§ Instructions to follow
Return the listing in full and exactly, but without a single picture.

________________

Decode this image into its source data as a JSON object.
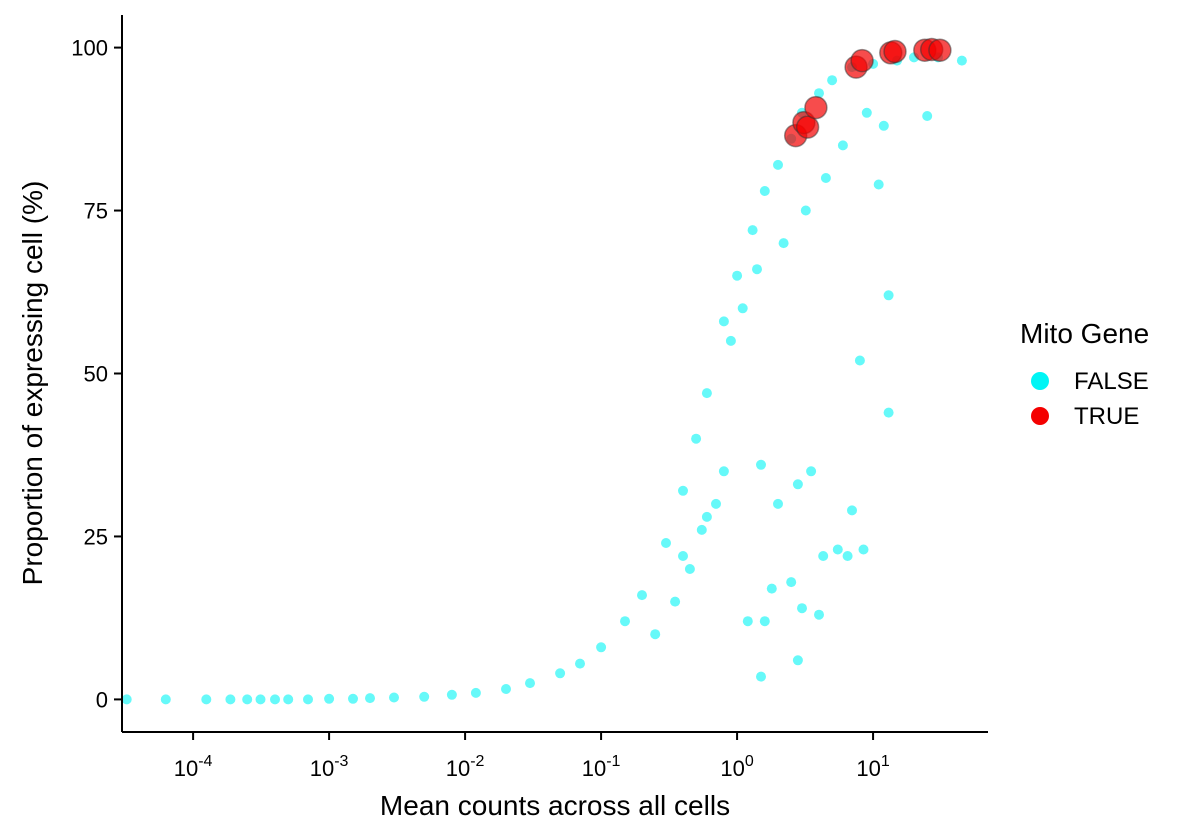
{
  "chart_data": {
    "type": "scatter",
    "title": "",
    "xlabel": "Mean counts across all cells",
    "ylabel": "Proportion of expressing cell (%)",
    "x_scale": "log10",
    "xlim": [
      3e-05,
      70
    ],
    "ylim": [
      -5,
      105
    ],
    "x_ticks": [
      {
        "value": 0.0001,
        "base": "10",
        "exp": "-4"
      },
      {
        "value": 0.001,
        "base": "10",
        "exp": "-3"
      },
      {
        "value": 0.01,
        "base": "10",
        "exp": "-2"
      },
      {
        "value": 0.1,
        "base": "10",
        "exp": "-1"
      },
      {
        "value": 1,
        "base": "10",
        "exp": "0"
      },
      {
        "value": 10,
        "base": "10",
        "exp": "1"
      }
    ],
    "y_ticks": [
      {
        "value": 0,
        "label": "0"
      },
      {
        "value": 25,
        "label": "25"
      },
      {
        "value": 50,
        "label": "50"
      },
      {
        "value": 75,
        "label": "75"
      },
      {
        "value": 100,
        "label": "100"
      }
    ],
    "grid": false,
    "legend": {
      "title": "Mito Gene",
      "position": "right",
      "entries": [
        {
          "label": "FALSE",
          "color": "#00F5F5"
        },
        {
          "label": "TRUE",
          "color": "#F40000"
        }
      ]
    },
    "series": [
      {
        "name": "FALSE",
        "color": "#00F5F5",
        "opacity": 0.6,
        "note_trend": "dense sigmoid band of points rising from 0% near x=1e-3 to ~98% near x=40",
        "points": [
          [
            3.25e-05,
            0
          ],
          [
            6.3e-05,
            0
          ],
          [
            0.000125,
            0
          ],
          [
            0.000188,
            0
          ],
          [
            0.00025,
            0
          ],
          [
            0.000313,
            0
          ],
          [
            0.0004,
            0
          ],
          [
            0.0005,
            0
          ],
          [
            0.0007,
            0
          ],
          [
            0.001,
            0.1
          ],
          [
            0.0015,
            0.1
          ],
          [
            0.002,
            0.2
          ],
          [
            0.003,
            0.3
          ],
          [
            0.005,
            0.4
          ],
          [
            0.008,
            0.7
          ],
          [
            0.012,
            1.0
          ],
          [
            0.02,
            1.6
          ],
          [
            0.03,
            2.5
          ],
          [
            0.05,
            4
          ],
          [
            0.07,
            5.5
          ],
          [
            0.1,
            8
          ],
          [
            0.15,
            12
          ],
          [
            0.2,
            16
          ],
          [
            0.3,
            24
          ],
          [
            0.4,
            32
          ],
          [
            0.5,
            40
          ],
          [
            0.6,
            47
          ],
          [
            0.8,
            58
          ],
          [
            1.0,
            65
          ],
          [
            1.3,
            72
          ],
          [
            1.6,
            78
          ],
          [
            2.0,
            82
          ],
          [
            2.5,
            86
          ],
          [
            3.0,
            90
          ],
          [
            4.0,
            93
          ],
          [
            5.0,
            95
          ],
          [
            7.0,
            97
          ],
          [
            10,
            97.5
          ],
          [
            15,
            98
          ],
          [
            20,
            98.5
          ],
          [
            30,
            98.5
          ],
          [
            45,
            98
          ],
          [
            0.4,
            22
          ],
          [
            0.6,
            28
          ],
          [
            0.8,
            35
          ],
          [
            1.5,
            36
          ],
          [
            2.0,
            30
          ],
          [
            2.8,
            33
          ],
          [
            3.5,
            35
          ],
          [
            4.3,
            22
          ],
          [
            5.5,
            23
          ],
          [
            6.5,
            22
          ],
          [
            7.0,
            29
          ],
          [
            8.5,
            23
          ],
          [
            1.8,
            17
          ],
          [
            2.5,
            18
          ],
          [
            3.0,
            14
          ],
          [
            4.0,
            13
          ],
          [
            1.2,
            12
          ],
          [
            1.6,
            12
          ],
          [
            2.8,
            6
          ],
          [
            1.5,
            3.5
          ],
          [
            13,
            44
          ],
          [
            13,
            62
          ],
          [
            8,
            52
          ],
          [
            11,
            79
          ],
          [
            25,
            89.5
          ],
          [
            0.9,
            55
          ],
          [
            1.1,
            60
          ],
          [
            1.4,
            66
          ],
          [
            2.2,
            70
          ],
          [
            3.2,
            75
          ],
          [
            4.5,
            80
          ],
          [
            6,
            85
          ],
          [
            9,
            90
          ],
          [
            12,
            88
          ],
          [
            0.25,
            10
          ],
          [
            0.35,
            15
          ],
          [
            0.45,
            20
          ],
          [
            0.7,
            30
          ],
          [
            0.55,
            26
          ]
        ]
      },
      {
        "name": "TRUE",
        "color": "#F40000",
        "opacity": 0.7,
        "points": [
          [
            2.7,
            86.5
          ],
          [
            3.1,
            88.5
          ],
          [
            3.3,
            87.8
          ],
          [
            3.8,
            90.8
          ],
          [
            7.5,
            97
          ],
          [
            8.3,
            98
          ],
          [
            13.5,
            99.2
          ],
          [
            14.5,
            99.4
          ],
          [
            24,
            99.6
          ],
          [
            27,
            99.7
          ],
          [
            31,
            99.6
          ]
        ]
      }
    ]
  }
}
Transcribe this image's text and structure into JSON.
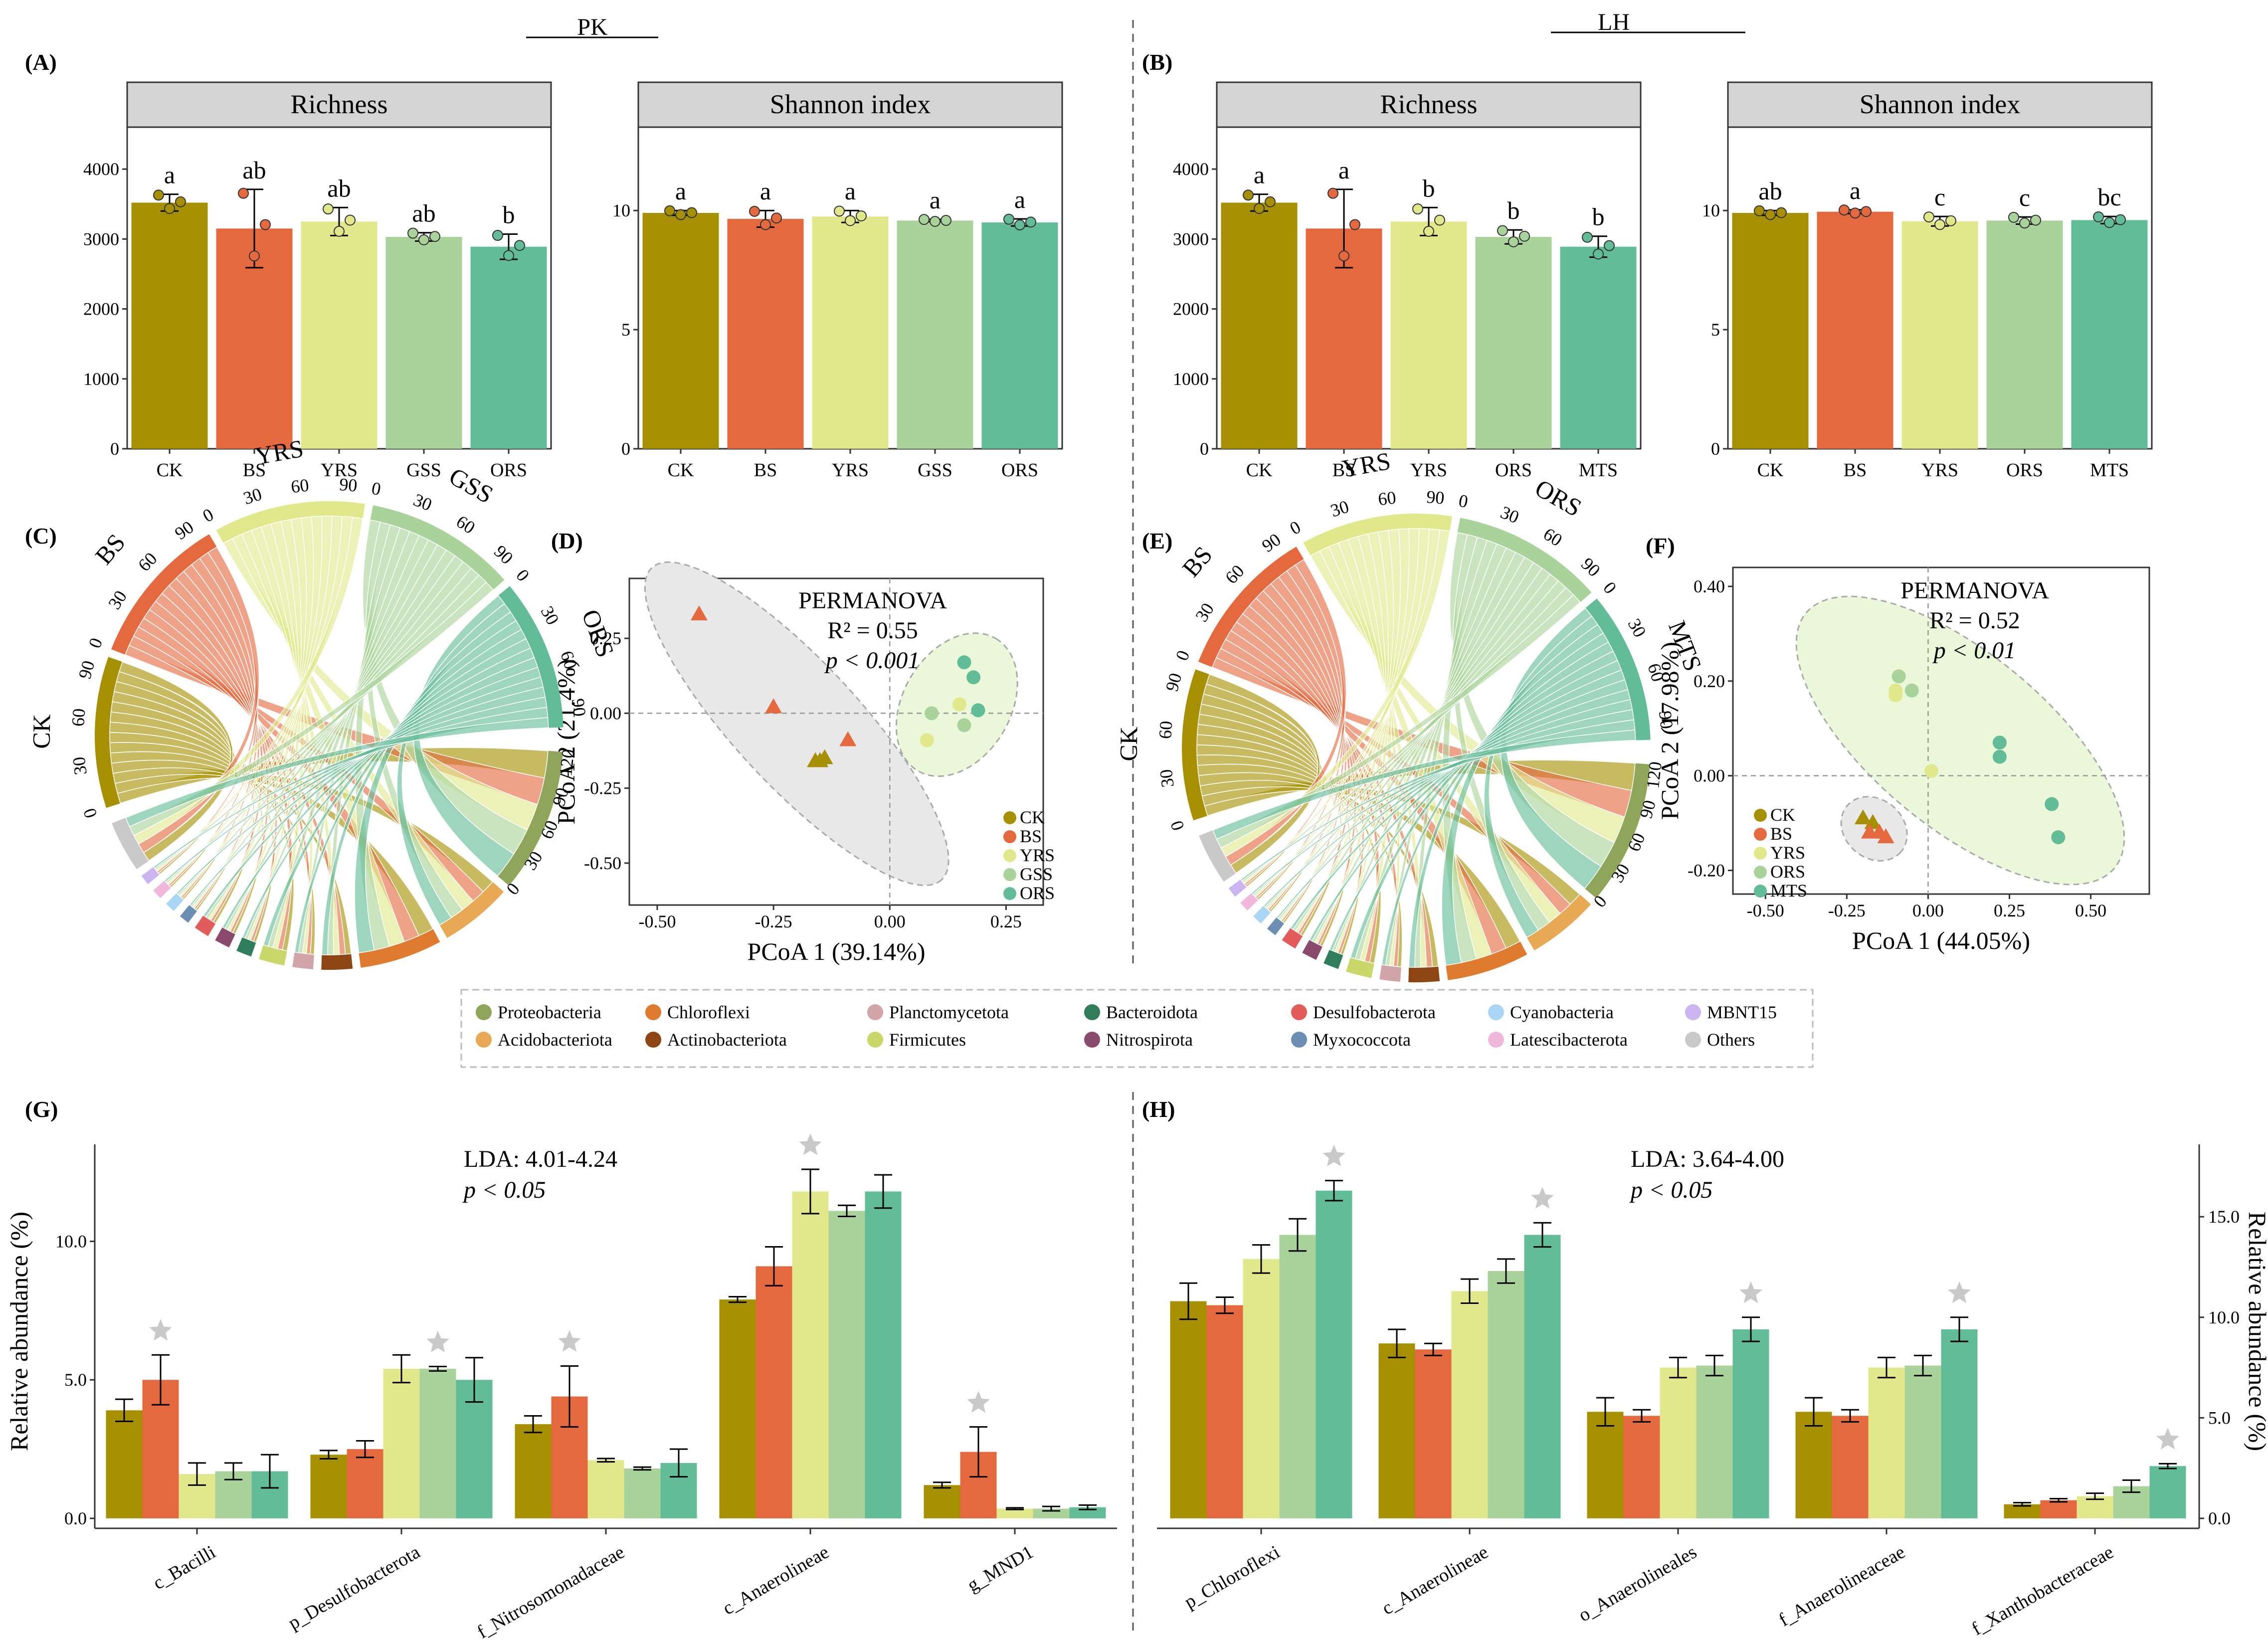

________________

§ Task answer
Decode this image into its source data as a JSON object.
{
  "chart_data": {
    "type": "scatter",
    "title": "",
    "xlabel": "Mean counts across all cells",
    "ylabel": "Proportion of expressing cell (%)",
    "x_scale": "log10",
    "xlim": [
      3e-05,
      70
    ],
    "ylim": [
      -5,
      105
    ],
    "x_ticks": [
      {
        "value": 0.0001,
        "base": "10",
        "exp": "-4"
      },
      {
        "value": 0.001,
        "base": "10",
        "exp": "-3"
      },
      {
        "value": 0.01,
        "base": "10",
        "exp": "-2"
      },
      {
        "value": 0.1,
        "base": "10",
        "exp": "-1"
      },
      {
        "value": 1,
        "base": "10",
        "exp": "0"
      },
      {
        "value": 10,
        "base": "10",
        "exp": "1"
      }
    ],
    "y_ticks": [
      {
        "value": 0,
        "label": "0"
      },
      {
        "value": 25,
        "label": "25"
      },
      {
        "value": 50,
        "label": "50"
      },
      {
        "value": 75,
        "label": "75"
      },
      {
        "value": 100,
        "label": "100"
      }
    ],
    "grid": false,
    "legend": {
      "title": "Mito Gene",
      "position": "right",
      "entries": [
        {
          "label": "FALSE",
          "color": "#00F5F5"
        },
        {
          "label": "TRUE",
          "color": "#F40000"
        }
      ]
    },
    "series": [
      {
        "name": "FALSE",
        "color": "#00F5F5",
        "opacity": 0.6,
        "note_trend": "dense sigmoid band of points rising from 0% near x=1e-3 to ~98% near x=40",
        "points": [
          [
            3.25e-05,
            0
          ],
          [
            6.3e-05,
            0
          ],
          [
            0.000125,
            0
          ],
          [
            0.000188,
            0
          ],
          [
            0.00025,
            0
          ],
          [
            0.000313,
            0
          ],
          [
            0.0004,
            0
          ],
          [
            0.0005,
            0
          ],
          [
            0.0007,
            0
          ],
          [
            0.001,
            0.1
          ],
          [
            0.0015,
            0.1
          ],
          [
            0.002,
            0.2
          ],
          [
            0.003,
            0.3
          ],
          [
            0.005,
            0.4
          ],
          [
            0.008,
            0.7
          ],
          [
            0.012,
            1.0
          ],
          [
            0.02,
            1.6
          ],
          [
            0.03,
            2.5
          ],
          [
            0.05,
            4
          ],
          [
            0.07,
            5.5
          ],
          [
            0.1,
            8
          ],
          [
            0.15,
            12
          ],
          [
            0.2,
            16
          ],
          [
            0.3,
            24
          ],
          [
            0.4,
            32
          ],
          [
            0.5,
            40
          ],
          [
            0.6,
            47
          ],
          [
            0.8,
            58
          ],
          [
            1.0,
            65
          ],
          [
            1.3,
            72
          ],
          [
            1.6,
            78
          ],
          [
            2.0,
            82
          ],
          [
            2.5,
            86
          ],
          [
            3.0,
            90
          ],
          [
            4.0,
            93
          ],
          [
            5.0,
            95
          ],
          [
            7.0,
            97
          ],
          [
            10,
            97.5
          ],
          [
            15,
            98
          ],
          [
            20,
            98.5
          ],
          [
            30,
            98.5
          ],
          [
            45,
            98
          ],
          [
            0.4,
            22
          ],
          [
            0.6,
            28
          ],
          [
            0.8,
            35
          ],
          [
            1.5,
            36
          ],
          [
            2.0,
            30
          ],
          [
            2.8,
            33
          ],
          [
            3.5,
            35
          ],
          [
            4.3,
            22
          ],
          [
            5.5,
            23
          ],
          [
            6.5,
            22
          ],
          [
            7.0,
            29
          ],
          [
            8.5,
            23
          ],
          [
            1.8,
            17
          ],
          [
            2.5,
            18
          ],
          [
            3.0,
            14
          ],
          [
            4.0,
            13
          ],
          [
            1.2,
            12
          ],
          [
            1.6,
            12
          ],
          [
            2.8,
            6
          ],
          [
            1.5,
            3.5
          ],
          [
            13,
            44
          ],
          [
            13,
            62
          ],
          [
            8,
            52
          ],
          [
            11,
            79
          ],
          [
            25,
            89.5
          ],
          [
            0.9,
            55
          ],
          [
            1.1,
            60
          ],
          [
            1.4,
            66
          ],
          [
            2.2,
            70
          ],
          [
            3.2,
            75
          ],
          [
            4.5,
            80
          ],
          [
            6,
            85
          ],
          [
            9,
            90
          ],
          [
            12,
            88
          ],
          [
            0.25,
            10
          ],
          [
            0.35,
            15
          ],
          [
            0.45,
            20
          ],
          [
            0.7,
            30
          ],
          [
            0.55,
            26
          ]
        ]
      },
      {
        "name": "TRUE",
        "color": "#F40000",
        "opacity": 0.7,
        "points": [
          [
            2.7,
            86.5
          ],
          [
            3.1,
            88.5
          ],
          [
            3.3,
            87.8
          ],
          [
            3.8,
            90.8
          ],
          [
            7.5,
            97
          ],
          [
            8.3,
            98
          ],
          [
            13.5,
            99.2
          ],
          [
            14.5,
            99.4
          ],
          [
            24,
            99.6
          ],
          [
            27,
            99.7
          ],
          [
            31,
            99.6
          ]
        ]
      }
    ]
  }
}
Transcribe this image's text and structure into JSON.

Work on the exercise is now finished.